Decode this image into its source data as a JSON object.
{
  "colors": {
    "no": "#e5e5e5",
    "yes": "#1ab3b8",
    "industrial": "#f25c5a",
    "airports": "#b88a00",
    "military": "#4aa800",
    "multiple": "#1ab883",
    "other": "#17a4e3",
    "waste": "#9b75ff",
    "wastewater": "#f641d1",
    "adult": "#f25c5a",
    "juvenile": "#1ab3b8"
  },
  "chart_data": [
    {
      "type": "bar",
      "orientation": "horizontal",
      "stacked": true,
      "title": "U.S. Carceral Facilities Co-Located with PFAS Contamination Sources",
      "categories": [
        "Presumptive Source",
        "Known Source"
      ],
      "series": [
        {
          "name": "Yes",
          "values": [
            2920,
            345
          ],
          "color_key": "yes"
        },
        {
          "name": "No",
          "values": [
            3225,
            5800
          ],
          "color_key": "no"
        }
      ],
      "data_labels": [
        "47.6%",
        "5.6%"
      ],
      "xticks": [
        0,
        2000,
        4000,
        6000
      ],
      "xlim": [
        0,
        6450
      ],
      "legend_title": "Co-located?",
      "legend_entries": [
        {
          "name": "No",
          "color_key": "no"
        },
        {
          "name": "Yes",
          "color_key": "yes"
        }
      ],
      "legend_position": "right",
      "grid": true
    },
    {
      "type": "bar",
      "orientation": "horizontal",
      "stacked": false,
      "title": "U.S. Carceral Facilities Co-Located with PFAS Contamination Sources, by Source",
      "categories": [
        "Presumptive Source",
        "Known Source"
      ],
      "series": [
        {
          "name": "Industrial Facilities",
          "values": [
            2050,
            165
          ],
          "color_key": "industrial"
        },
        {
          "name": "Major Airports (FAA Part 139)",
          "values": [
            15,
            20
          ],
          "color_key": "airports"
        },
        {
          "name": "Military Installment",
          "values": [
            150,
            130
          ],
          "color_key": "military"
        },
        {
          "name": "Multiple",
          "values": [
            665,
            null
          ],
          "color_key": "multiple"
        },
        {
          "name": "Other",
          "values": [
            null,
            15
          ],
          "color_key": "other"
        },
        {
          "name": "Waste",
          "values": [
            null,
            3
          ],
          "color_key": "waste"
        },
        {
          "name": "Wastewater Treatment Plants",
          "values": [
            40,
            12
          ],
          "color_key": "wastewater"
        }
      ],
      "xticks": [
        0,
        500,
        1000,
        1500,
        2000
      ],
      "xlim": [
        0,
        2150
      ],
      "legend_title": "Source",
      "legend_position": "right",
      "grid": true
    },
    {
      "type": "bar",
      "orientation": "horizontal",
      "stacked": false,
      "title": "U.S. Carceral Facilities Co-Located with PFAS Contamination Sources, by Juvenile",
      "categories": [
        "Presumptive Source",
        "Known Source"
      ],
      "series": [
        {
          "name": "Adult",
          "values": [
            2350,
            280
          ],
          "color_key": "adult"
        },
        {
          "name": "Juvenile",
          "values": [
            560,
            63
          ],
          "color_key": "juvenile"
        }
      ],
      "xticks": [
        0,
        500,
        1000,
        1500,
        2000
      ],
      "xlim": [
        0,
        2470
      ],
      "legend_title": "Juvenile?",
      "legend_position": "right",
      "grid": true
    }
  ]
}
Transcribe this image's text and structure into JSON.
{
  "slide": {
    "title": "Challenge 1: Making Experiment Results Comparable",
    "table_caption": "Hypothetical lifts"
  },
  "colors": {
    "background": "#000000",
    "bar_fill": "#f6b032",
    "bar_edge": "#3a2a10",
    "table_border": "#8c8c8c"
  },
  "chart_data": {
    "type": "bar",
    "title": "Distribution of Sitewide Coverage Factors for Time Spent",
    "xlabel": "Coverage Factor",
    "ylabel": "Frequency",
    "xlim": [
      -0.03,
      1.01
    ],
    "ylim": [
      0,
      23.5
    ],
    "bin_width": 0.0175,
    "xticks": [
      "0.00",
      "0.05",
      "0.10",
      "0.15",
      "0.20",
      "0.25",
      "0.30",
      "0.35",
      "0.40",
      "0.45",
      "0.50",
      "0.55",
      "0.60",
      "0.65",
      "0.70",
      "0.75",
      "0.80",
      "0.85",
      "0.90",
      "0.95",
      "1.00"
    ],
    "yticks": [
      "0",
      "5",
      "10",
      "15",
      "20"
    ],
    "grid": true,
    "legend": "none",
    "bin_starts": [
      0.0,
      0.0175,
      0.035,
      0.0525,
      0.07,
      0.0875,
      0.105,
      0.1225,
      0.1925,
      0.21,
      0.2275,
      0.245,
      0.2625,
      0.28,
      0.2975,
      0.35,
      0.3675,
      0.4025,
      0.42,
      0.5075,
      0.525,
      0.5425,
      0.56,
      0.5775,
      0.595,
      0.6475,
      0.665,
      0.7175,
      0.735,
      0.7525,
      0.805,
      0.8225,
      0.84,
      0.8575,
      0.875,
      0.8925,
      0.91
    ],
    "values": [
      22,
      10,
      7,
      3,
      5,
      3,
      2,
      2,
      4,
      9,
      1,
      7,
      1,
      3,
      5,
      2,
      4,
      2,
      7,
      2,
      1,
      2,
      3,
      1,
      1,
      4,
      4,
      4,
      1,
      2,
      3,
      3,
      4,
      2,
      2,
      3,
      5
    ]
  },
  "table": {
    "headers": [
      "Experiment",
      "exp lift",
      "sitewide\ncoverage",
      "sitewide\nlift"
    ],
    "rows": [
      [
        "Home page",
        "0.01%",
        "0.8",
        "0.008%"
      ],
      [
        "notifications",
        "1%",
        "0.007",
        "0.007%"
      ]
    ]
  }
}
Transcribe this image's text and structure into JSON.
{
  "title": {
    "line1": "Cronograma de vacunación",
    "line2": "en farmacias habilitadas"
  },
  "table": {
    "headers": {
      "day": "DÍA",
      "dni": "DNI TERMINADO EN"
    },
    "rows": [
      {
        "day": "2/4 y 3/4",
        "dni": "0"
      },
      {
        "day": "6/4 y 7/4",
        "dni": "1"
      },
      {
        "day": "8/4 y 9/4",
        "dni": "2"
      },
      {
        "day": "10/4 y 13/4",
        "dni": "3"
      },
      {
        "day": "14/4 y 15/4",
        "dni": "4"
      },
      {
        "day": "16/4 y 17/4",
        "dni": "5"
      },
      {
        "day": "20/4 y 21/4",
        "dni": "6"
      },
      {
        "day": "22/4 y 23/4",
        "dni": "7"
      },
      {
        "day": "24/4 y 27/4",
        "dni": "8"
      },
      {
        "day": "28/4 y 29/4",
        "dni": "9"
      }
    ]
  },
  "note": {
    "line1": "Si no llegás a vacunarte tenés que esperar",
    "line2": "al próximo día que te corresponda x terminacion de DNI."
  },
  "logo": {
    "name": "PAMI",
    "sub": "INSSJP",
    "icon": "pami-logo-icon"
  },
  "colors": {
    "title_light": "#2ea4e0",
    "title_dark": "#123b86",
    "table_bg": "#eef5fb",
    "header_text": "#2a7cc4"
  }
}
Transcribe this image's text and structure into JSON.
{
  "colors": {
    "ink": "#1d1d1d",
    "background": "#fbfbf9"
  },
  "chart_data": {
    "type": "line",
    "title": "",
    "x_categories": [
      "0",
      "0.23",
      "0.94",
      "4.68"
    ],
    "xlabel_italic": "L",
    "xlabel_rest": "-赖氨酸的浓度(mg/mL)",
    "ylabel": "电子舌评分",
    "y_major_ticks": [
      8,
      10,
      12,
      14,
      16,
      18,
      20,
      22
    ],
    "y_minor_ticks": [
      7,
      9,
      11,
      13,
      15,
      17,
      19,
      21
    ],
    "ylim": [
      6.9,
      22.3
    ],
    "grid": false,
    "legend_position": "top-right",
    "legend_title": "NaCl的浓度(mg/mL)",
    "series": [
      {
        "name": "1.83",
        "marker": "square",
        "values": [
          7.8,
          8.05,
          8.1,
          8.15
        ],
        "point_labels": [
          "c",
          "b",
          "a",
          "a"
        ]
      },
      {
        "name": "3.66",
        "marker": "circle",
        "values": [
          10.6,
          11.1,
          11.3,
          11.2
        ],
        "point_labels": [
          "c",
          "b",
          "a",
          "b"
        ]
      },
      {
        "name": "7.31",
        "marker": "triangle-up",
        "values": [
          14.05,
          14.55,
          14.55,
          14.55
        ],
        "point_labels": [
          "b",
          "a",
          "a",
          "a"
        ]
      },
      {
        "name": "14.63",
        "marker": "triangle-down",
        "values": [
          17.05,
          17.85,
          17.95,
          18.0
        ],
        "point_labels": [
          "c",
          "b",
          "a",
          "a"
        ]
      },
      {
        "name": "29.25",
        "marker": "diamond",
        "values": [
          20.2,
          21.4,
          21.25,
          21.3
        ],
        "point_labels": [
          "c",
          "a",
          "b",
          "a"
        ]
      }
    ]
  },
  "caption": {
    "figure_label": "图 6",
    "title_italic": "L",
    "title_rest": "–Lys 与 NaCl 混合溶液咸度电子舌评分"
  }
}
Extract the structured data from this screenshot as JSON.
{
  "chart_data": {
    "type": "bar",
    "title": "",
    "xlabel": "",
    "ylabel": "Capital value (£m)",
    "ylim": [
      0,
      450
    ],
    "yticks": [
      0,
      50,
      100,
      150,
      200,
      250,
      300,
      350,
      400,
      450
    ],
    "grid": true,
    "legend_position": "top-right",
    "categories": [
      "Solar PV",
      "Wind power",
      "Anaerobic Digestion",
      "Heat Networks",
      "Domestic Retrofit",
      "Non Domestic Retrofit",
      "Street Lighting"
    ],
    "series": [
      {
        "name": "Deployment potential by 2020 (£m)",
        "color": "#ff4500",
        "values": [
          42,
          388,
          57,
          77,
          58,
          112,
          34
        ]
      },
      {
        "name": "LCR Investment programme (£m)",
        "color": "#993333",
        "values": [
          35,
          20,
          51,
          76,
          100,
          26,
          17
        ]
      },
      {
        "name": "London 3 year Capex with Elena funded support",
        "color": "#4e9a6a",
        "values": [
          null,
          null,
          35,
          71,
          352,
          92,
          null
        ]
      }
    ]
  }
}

=======

- [DIRECTIVE]: For the string "Sources", count the lines of the entries above that include it; answer with the number only.

- [OUTPUT FOR THIS TASK]: 3